> [Stored data]:
____________
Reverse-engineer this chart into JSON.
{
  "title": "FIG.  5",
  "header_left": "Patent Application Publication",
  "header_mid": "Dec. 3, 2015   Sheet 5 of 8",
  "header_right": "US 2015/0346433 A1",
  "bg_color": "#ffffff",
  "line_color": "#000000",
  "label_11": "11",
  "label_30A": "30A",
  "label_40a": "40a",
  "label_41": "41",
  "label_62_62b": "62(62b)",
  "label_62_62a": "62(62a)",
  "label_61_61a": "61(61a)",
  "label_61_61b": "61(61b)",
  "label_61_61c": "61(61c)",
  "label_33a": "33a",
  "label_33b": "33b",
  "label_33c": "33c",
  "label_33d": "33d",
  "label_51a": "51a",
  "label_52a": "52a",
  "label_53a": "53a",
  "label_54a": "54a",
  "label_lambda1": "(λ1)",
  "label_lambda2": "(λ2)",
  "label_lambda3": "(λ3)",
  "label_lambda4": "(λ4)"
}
____________
Set down every record above exactly as given.

> [Exercise result]:
Reverse-engineer this chart into JSON.
{
  "title": "FIG.  5",
  "header_left": "Patent Application Publication",
  "header_mid": "Dec. 3, 2015   Sheet 5 of 8",
  "header_right": "US 2015/0346433 A1",
  "bg_color": "#ffffff",
  "line_color": "#000000",
  "label_11": "11",
  "label_30A": "30A",
  "label_40a": "40a",
  "label_41": "41",
  "label_62_62b": "62(62b)",
  "label_62_62a": "62(62a)",
  "label_61_61a": "61(61a)",
  "label_61_61b": "61(61b)",
  "label_61_61c": "61(61c)",
  "label_33a": "33a",
  "label_33b": "33b",
  "label_33c": "33c",
  "label_33d": "33d",
  "label_51a": "51a",
  "label_52a": "52a",
  "label_53a": "53a",
  "label_54a": "54a",
  "label_lambda1": "(λ1)",
  "label_lambda2": "(λ2)",
  "label_lambda3": "(λ3)",
  "label_lambda4": "(λ4)"
}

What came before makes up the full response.